>>>>
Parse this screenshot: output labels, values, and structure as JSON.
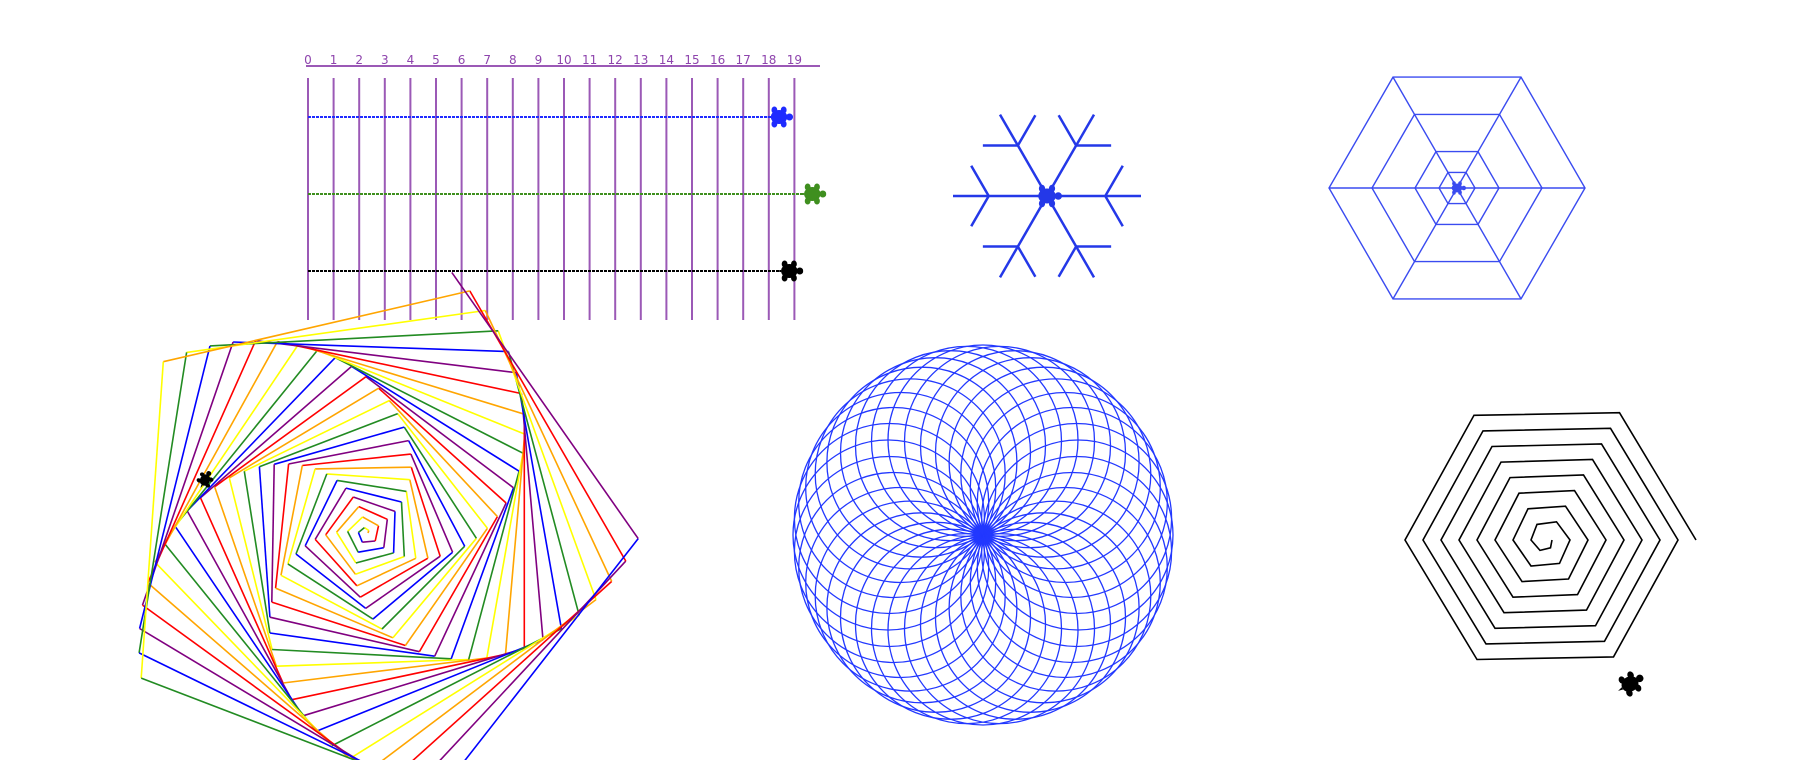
{
  "race": {
    "tick_labels": [
      "0",
      "1",
      "2",
      "3",
      "4",
      "5",
      "6",
      "7",
      "8",
      "9",
      "10",
      "11",
      "12",
      "13",
      "14",
      "15",
      "16",
      "17",
      "18",
      "19"
    ],
    "line_color": "#9b59b6",
    "turtles": [
      {
        "name": "blue",
        "color": "#1f2bff",
        "position": 18.4
      },
      {
        "name": "green",
        "color": "#3f8f1f",
        "position": 19.7
      },
      {
        "name": "black",
        "color": "#000000",
        "position": 18.8
      }
    ]
  },
  "snowflake": {
    "color": "#2438e8",
    "arms": 6
  },
  "web": {
    "color": "#3a4bf0",
    "sides": 6,
    "rings": 4
  },
  "rainbow_spiral": {
    "colors": [
      "#ff0000",
      "#ffa500",
      "#ffff00",
      "#228b22",
      "#0000ff",
      "#800080"
    ],
    "sides": 5,
    "turtle_color": "#000000"
  },
  "spirograph": {
    "color": "#2238ff",
    "circles": 36
  },
  "hex_spiral": {
    "color": "#000000",
    "sides": 6,
    "turns": 8
  }
}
<<<<
WRITTEN INSTRUCTION :: Restate the whole listing above exactly, please, omitting every image.

THE ANSWER ::
Parse this screenshot: output labels, values, and structure as JSON.
{
  "race": {
    "tick_labels": [
      "0",
      "1",
      "2",
      "3",
      "4",
      "5",
      "6",
      "7",
      "8",
      "9",
      "10",
      "11",
      "12",
      "13",
      "14",
      "15",
      "16",
      "17",
      "18",
      "19"
    ],
    "line_color": "#9b59b6",
    "turtles": [
      {
        "name": "blue",
        "color": "#1f2bff",
        "position": 18.4
      },
      {
        "name": "green",
        "color": "#3f8f1f",
        "position": 19.7
      },
      {
        "name": "black",
        "color": "#000000",
        "position": 18.8
      }
    ]
  },
  "snowflake": {
    "color": "#2438e8",
    "arms": 6
  },
  "web": {
    "color": "#3a4bf0",
    "sides": 6,
    "rings": 4
  },
  "rainbow_spiral": {
    "colors": [
      "#ff0000",
      "#ffa500",
      "#ffff00",
      "#228b22",
      "#0000ff",
      "#800080"
    ],
    "sides": 5,
    "turtle_color": "#000000"
  },
  "spirograph": {
    "color": "#2238ff",
    "circles": 36
  },
  "hex_spiral": {
    "color": "#000000",
    "sides": 6,
    "turns": 8
  }
}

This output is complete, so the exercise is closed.